Required action :: From the ownership footnotes below, reproduce word for word the stretch from "3. Reporting Person" through "any other purpose.".

2. The Reporting Person owns 25% of the capital stock of JKKMN Investments, Inc. and therefore has the pecuniary interests over the shares of common stock underlying 15,000 Warrants and 30,000 Promissory Notes. Reporting Person is the Chief Operating Officer of JKKMN Investments, Inc.
3. Reporting Person disclaims beneficial ownership of the reported securities owned by RealSource Acquisition Group, LLC and JKKMN Investments, Inc. except to the extent of his pecuniary interest therein, and this report shall not be deemed an admission that such reporting person is the beneficial owner of the securities for purposes of Section 16 of the Securities Exchange Act of 1934, as amended, or for any other purpose.

Dataset entries
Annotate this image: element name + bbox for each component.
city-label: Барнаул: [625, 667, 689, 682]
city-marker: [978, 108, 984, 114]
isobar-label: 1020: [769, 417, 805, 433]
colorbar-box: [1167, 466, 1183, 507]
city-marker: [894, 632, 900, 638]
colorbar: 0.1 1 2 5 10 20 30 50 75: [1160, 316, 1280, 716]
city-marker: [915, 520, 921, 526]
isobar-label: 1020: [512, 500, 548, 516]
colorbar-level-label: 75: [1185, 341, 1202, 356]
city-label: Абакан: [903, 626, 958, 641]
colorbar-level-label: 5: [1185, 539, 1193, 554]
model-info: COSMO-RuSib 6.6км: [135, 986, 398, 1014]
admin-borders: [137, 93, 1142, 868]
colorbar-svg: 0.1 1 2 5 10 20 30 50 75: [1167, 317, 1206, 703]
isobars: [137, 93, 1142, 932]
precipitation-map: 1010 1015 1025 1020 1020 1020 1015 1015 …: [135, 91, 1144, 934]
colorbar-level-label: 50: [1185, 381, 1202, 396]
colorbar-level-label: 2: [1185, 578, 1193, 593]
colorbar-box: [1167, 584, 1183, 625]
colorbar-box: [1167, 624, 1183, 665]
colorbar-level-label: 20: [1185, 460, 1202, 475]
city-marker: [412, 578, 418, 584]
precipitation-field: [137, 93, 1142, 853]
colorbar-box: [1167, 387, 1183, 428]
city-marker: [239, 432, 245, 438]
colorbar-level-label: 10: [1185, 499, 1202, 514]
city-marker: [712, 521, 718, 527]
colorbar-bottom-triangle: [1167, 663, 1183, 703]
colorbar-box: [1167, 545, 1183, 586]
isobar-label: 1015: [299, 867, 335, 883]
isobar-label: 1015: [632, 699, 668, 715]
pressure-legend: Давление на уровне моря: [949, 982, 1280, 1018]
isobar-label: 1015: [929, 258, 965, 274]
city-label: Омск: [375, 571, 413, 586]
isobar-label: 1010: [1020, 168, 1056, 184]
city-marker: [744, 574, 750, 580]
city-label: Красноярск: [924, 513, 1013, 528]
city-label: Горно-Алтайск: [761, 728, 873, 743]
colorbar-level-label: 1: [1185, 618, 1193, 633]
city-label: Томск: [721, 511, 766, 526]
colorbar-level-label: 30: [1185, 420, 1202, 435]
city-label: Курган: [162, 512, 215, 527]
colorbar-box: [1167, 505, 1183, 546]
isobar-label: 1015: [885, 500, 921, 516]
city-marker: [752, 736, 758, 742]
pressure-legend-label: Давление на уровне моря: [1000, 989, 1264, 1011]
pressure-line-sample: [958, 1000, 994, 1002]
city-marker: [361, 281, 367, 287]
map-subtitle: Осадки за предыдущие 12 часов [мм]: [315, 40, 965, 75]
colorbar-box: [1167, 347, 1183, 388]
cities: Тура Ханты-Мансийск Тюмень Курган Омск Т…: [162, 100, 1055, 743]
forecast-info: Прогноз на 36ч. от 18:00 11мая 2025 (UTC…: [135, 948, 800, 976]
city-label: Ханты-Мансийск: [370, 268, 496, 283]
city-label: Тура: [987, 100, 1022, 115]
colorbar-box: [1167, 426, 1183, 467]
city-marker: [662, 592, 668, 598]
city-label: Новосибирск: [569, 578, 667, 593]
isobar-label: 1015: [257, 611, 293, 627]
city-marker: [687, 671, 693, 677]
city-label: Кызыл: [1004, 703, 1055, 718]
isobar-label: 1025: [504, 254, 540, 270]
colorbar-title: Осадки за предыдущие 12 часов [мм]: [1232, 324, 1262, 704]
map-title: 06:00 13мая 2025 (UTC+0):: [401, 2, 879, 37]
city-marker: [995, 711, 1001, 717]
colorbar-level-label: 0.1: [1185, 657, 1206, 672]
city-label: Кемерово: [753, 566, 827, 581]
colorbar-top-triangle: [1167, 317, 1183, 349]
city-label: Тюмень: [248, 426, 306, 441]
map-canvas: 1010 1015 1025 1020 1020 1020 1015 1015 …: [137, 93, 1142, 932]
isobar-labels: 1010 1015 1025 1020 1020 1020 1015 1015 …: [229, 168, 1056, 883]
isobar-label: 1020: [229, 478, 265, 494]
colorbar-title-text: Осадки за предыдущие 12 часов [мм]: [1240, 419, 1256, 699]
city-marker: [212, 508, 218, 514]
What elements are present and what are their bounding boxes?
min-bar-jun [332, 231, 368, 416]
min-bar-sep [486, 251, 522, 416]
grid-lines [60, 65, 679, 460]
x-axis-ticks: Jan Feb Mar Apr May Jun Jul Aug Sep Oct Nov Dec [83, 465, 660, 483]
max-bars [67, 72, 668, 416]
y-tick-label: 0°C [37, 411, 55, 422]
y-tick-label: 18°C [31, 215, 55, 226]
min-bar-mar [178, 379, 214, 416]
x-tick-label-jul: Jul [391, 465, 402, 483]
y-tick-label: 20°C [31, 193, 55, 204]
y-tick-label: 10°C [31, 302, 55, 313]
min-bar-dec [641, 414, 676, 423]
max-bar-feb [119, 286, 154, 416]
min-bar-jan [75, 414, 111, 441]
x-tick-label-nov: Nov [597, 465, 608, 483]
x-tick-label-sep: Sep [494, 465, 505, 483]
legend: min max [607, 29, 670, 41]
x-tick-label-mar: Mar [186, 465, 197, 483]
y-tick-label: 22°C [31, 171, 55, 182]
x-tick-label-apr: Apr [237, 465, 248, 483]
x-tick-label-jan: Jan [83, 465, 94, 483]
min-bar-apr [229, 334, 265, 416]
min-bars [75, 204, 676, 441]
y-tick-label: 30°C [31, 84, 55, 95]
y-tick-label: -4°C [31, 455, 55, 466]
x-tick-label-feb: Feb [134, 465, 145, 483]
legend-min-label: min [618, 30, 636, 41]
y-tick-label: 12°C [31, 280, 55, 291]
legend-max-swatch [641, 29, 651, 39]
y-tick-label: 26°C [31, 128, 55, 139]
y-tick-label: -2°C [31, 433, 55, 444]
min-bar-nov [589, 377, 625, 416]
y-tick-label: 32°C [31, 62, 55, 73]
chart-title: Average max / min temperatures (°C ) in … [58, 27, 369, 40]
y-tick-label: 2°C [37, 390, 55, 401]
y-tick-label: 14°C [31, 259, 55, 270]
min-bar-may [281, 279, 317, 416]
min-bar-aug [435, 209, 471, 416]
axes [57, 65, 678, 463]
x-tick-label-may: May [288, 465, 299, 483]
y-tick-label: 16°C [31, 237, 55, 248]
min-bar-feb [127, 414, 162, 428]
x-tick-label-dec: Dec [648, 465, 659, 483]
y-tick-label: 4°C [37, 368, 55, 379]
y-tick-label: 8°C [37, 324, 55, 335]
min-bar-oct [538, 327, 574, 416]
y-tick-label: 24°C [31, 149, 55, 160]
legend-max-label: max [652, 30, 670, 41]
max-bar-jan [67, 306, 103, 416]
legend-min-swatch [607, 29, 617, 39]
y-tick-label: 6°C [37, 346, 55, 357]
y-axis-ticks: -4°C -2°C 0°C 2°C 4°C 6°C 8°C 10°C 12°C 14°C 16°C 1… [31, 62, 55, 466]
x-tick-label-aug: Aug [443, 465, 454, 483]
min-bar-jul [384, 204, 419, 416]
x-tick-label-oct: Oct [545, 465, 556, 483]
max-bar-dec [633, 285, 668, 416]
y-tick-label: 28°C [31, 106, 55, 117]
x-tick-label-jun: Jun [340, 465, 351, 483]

Output ::
3. Reporting Person disclaims beneficial ownership of the reported securities owned by RealSource Acquisition Group, LLC and JKKMN Investments, Inc. except to the extent of his pecuniary interest therein, and this report shall not be deemed an admission that such reporting person is the beneficial owner of the securities for purposes of Section 16 of the Securities Exchange Act of 1934, as amended, or for any other purpose.